Instructions to follow: Report how many lines in the listing below include the word "implement". Write nothing besides the number.

Information supplied:
....
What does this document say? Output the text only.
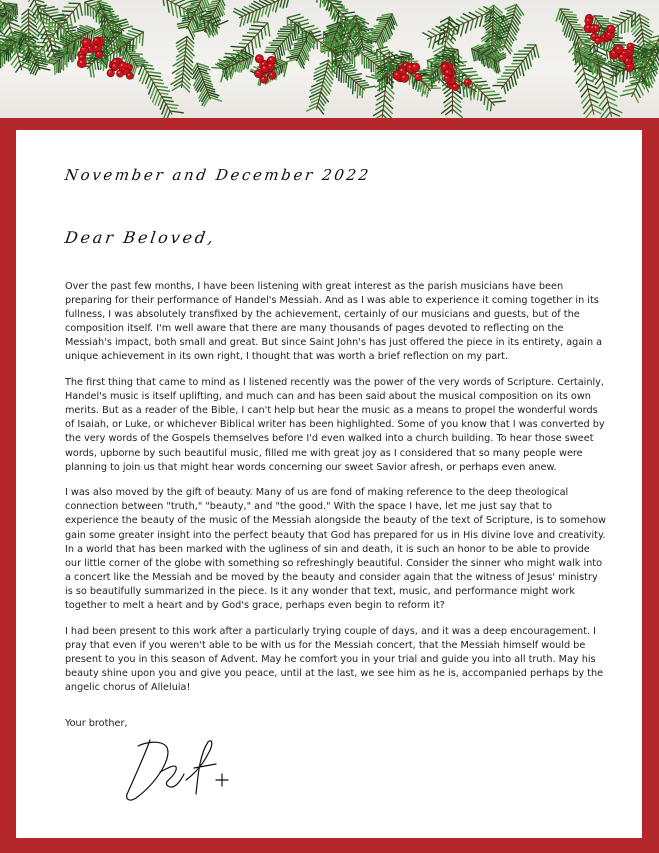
November and December 2022
Dear Beloved,

Over the past few months, I have been listening with great interest as the parish musicians have been preparing for their performance of Handel's Messiah. And as I was able to experience it coming together in its fullness, I was absolutely transfixed by the achievement, certainly of our musicians and guests, but of the composition itself. I'm well aware that there are many thousands of pages devoted to reflecting on the Messiah's impact, both small and great. But since Saint John's has just offered the piece in its entirety, again a unique achievement in its own right, I thought that was worth a brief reflection on my part.

The first thing that came to mind as I listened recently was the power of the very words of Scripture. Certainly, Handel's music is itself uplifting, and much can and has been said about the musical composition on its own merits. But as a reader of the Bible, I can't help but hear the music as a means to propel the wonderful words of Isaiah, or Luke, or whichever Biblical writer has been highlighted. Some of you know that I was converted by the very words of the Gospels themselves before I'd even walked into a church building. To hear those sweet words, upborne by such beautiful music, filled me with great joy as I considered that so many people were planning to join us that might hear words concerning our sweet Savior afresh, or perhaps even anew.

I was also moved by the gift of beauty. Many of us are fond of making reference to the deep theological connection between "truth," "beauty," and "the good." With the space I have, let me just say that to experience the beauty of the music of the Messiah alongside the beauty of the text of Scripture, is to somehow gain some greater insight into the perfect beauty that God has prepared for us in His divine love and creativity. In a world that has been marked with the ugliness of sin and death, it is such an honor to be able to provide our little corner of the globe with something so refreshingly beautiful. Consider the sinner who might walk into a concert like the Messiah and be moved by the beauty and consider again that the witness of Jesus' ministry is so beautifully summarized in the piece. Is it any wonder that text, music, and performance might work together to melt a heart and by God's grace, perhaps even begin to reform it?

I had been present to this work after a particularly trying couple of days, and it was a deep encouragement. I pray that even if you weren't able to be with us for the Messiah concert, that the Messiah himself would be present to you in this season of Advent. May he comfort you in your trial and guide you into all truth. May his beauty shine upon you and give you peace, until at the last, we see him as he is, accompanied perhaps by the angelic chorus of Alleluia!

Your brother,
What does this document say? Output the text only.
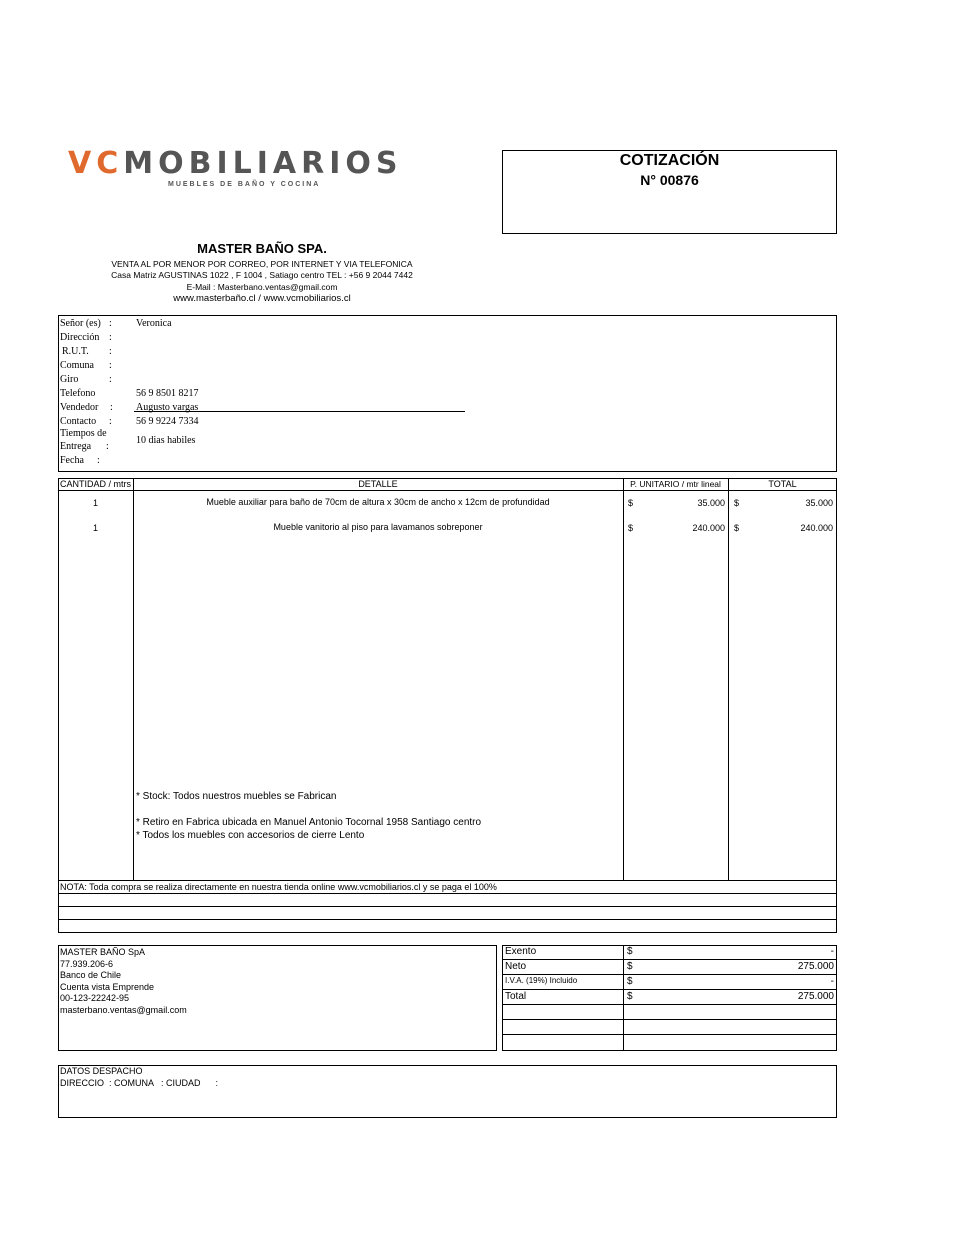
VCMOBILIARIOS
MUEBLES DE BAÑO Y COCINA
COTIZACIÓN
N° 00876
MASTER BAÑO SPA.
VENTA AL POR MENOR POR CORREO, POR INTERNET Y VIA TELEFONICA
Casa Matriz AGUSTINAS 1022 , F 1004 , Satiago centro TEL : +56 9 2044 7442
E-Mail : Masterbano.ventas@gmail.com
www.masterbaño.cl / www.vcmobiliarios.cl
Señor (es) : Veronica
Dirección :
R.U.T. :
Comuna :
Giro	:
Telefono	56 9 8501 8217
Vendedor : Augusto vargas
Contacto : 56 9 9224 7334
Tiempos de
Entrega :
10 dias habiles
Fecha :
CANTIDAD / mtrs	DETALLE	P. UNITARIO / mtr lineal	TOTAL
1	Mueble auxiliar para baño de 70cm de altura x 30cm de ancho x 12cm de profundidad	$	35.000 $	35.000
1	Mueble vanitorio al piso para lavamanos sobreponer	$	240.000 $	240.000
* Stock: Todos nuestros muebles se Fabrican
* Retiro en Fabrica ubicada en Manuel Antonio Tocornal 1958 Santiago centro
* Todos los muebles con accesorios de cierre Lento
NOTA: Toda compra se realiza directamente en nuestra tienda online www.vcmobiliarios.cl y se paga el 100%
MASTER BAÑO SpA
77.939.206-6
Banco de Chile
Cuenta vista Emprende
00-123-22242-95
masterbano.ventas@gmail.com
Exento	$	-
Neto	$	275.000
I.V.A. (19%) Incluido	$	-
Total	$	275.000
DATOS DESPACHO
DIRECCIO  : COMUNA   : CIUDAD      :
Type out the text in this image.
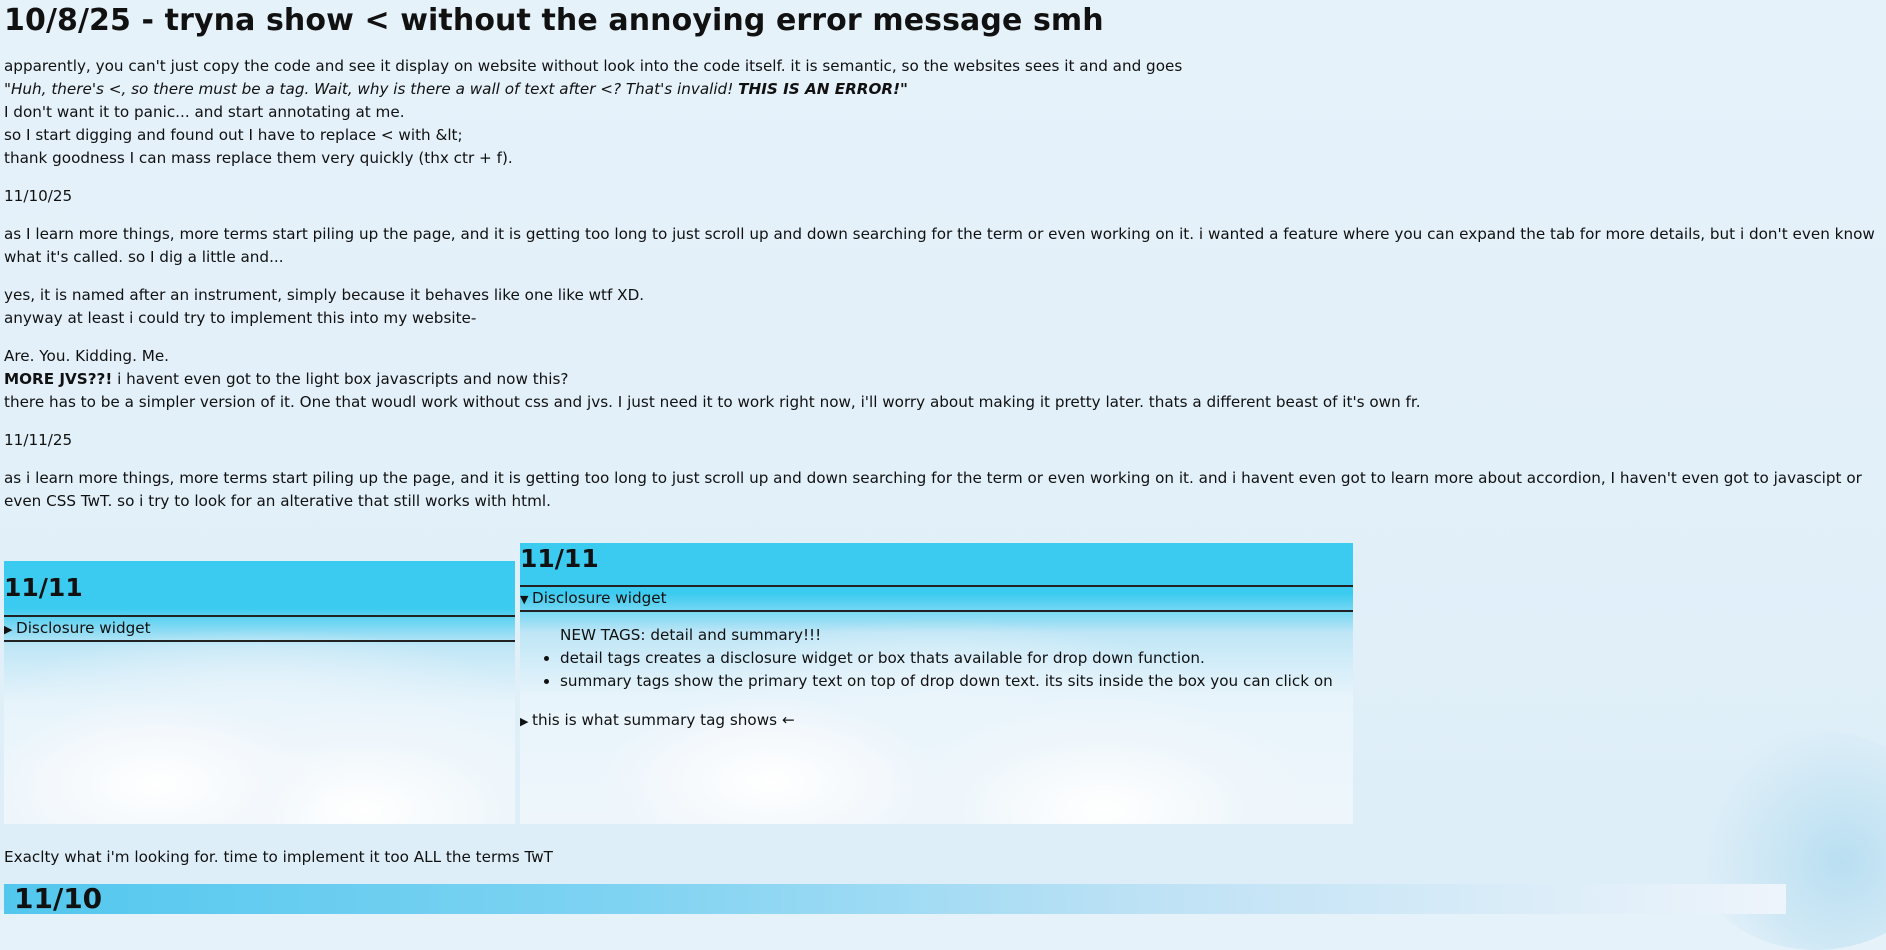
10/8/25 - tryna show < without the annoying error message smh

apparently, you can't just copy the code and see it display on website without look into the code itself. it is semantic, so the websites sees it and and goes

"Huh, there's <, so there must be a tag. Wait, why is there a wall of text after <? That's invalid! THIS IS AN ERROR!"

I don't want it to panic... and start annotating at me.

so I start digging and found out I have to replace < with &lt;

thank goodness I can mass replace them very quickly (thx ctr + f).

11/10/25

as I learn more things, more terms start piling up the page, and it is getting too long to just scroll up and down searching for the term or even working on it. i wanted a feature where you can expand the tab for more details, but i don't even know what it's called. so I dig a little and...

yes, it is named after an instrument, simply because it behaves like one like wtf XD.

anyway at least i could try to implement this into my website-

Are. You. Kidding. Me.

MORE JVS??! i havent even got to the light box javascripts and now this?

there has to be a simpler version of it. One that woudl work without css and jvs. I just need it to work right now, i'll worry about making it pretty later. thats a different beast of it's own fr.

11/11/25

as i learn more things, more terms start piling up the page, and it is getting too long to just scroll up and down searching for the term or even working on it. and i havent even got to learn more about accordion, I haven't even got to javascipt or even CSS TwT. so i try to look for an alterative that still works with html.

11/11
▶ Disclosure widget
11/11
▼ Disclosure widget
NEW TAGS: detail and summary!!!
• detail tags creates a disclosure widget or box thats available for drop down function.
• summary tags show the primary text on top of drop down text. its sits inside the box you can click on
▶ this is what summary tag shows ←

Exaclty what i'm looking for. time to implement it too ALL the terms TwT

11/10
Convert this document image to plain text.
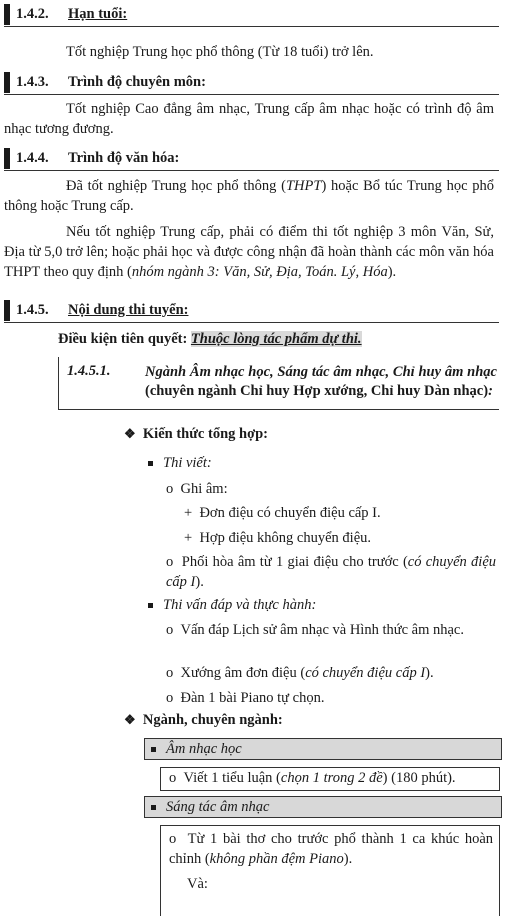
1.4.2. Hạn tuổi:
Tốt nghiệp Trung học phổ thông (Từ 18 tuổi) trở lên.
1.4.3. Trình độ chuyên môn:
Tốt nghiệp Cao đẳng âm nhạc, Trung cấp âm nhạc hoặc có trình độ âm nhạc tương đương.
1.4.4. Trình độ văn hóa:
Đã tốt nghiệp Trung học phổ thông (THPT) hoặc Bổ túc Trung học phổ thông hoặc Trung cấp.
Nếu tốt nghiệp Trung cấp, phải có điểm thi tốt nghiệp 3 môn Văn, Sử, Địa từ 5,0 trở lên; hoặc phải học và được công nhận đã hoàn thành các môn văn hóa THPT theo quy định (nhóm ngành 3: Văn, Sử, Địa, Toán. Lý, Hóa).
1.4.5. Nội dung thi tuyển:
Điều kiện tiên quyết: Thuộc lòng tác phẩm dự thi.
1.4.5.1. Ngành Âm nhạc học, Sáng tác âm nhạc, Chỉ huy âm nhạc (chuyên ngành Chỉ huy Hợp xướng, Chỉ huy Dàn nhạc):
❖ Kiến thức tổng hợp:
Thi viết:
o Ghi âm:
+ Đơn điệu có chuyển điệu cấp I.
+ Hợp điệu không chuyển điệu.
o Phối hòa âm từ 1 giai điệu cho trước (có chuyển điệu cấp I).
Thi vấn đáp và thực hành:
o Vấn đáp Lịch sử âm nhạc và Hình thức âm nhạc.
o Xướng âm đơn điệu (có chuyển điệu cấp I).
o Đàn 1 bài Piano tự chọn.
❖ Ngành, chuyên ngành:
Âm nhạc học
o Viết 1 tiểu luận (chọn 1 trong 2 đề) (180 phút).
Sáng tác âm nhạc
o Từ 1 bài thơ cho trước phổ thành 1 ca khúc hoàn chỉnh (không phần đệm Piano).
Và:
....
Solved problem: 2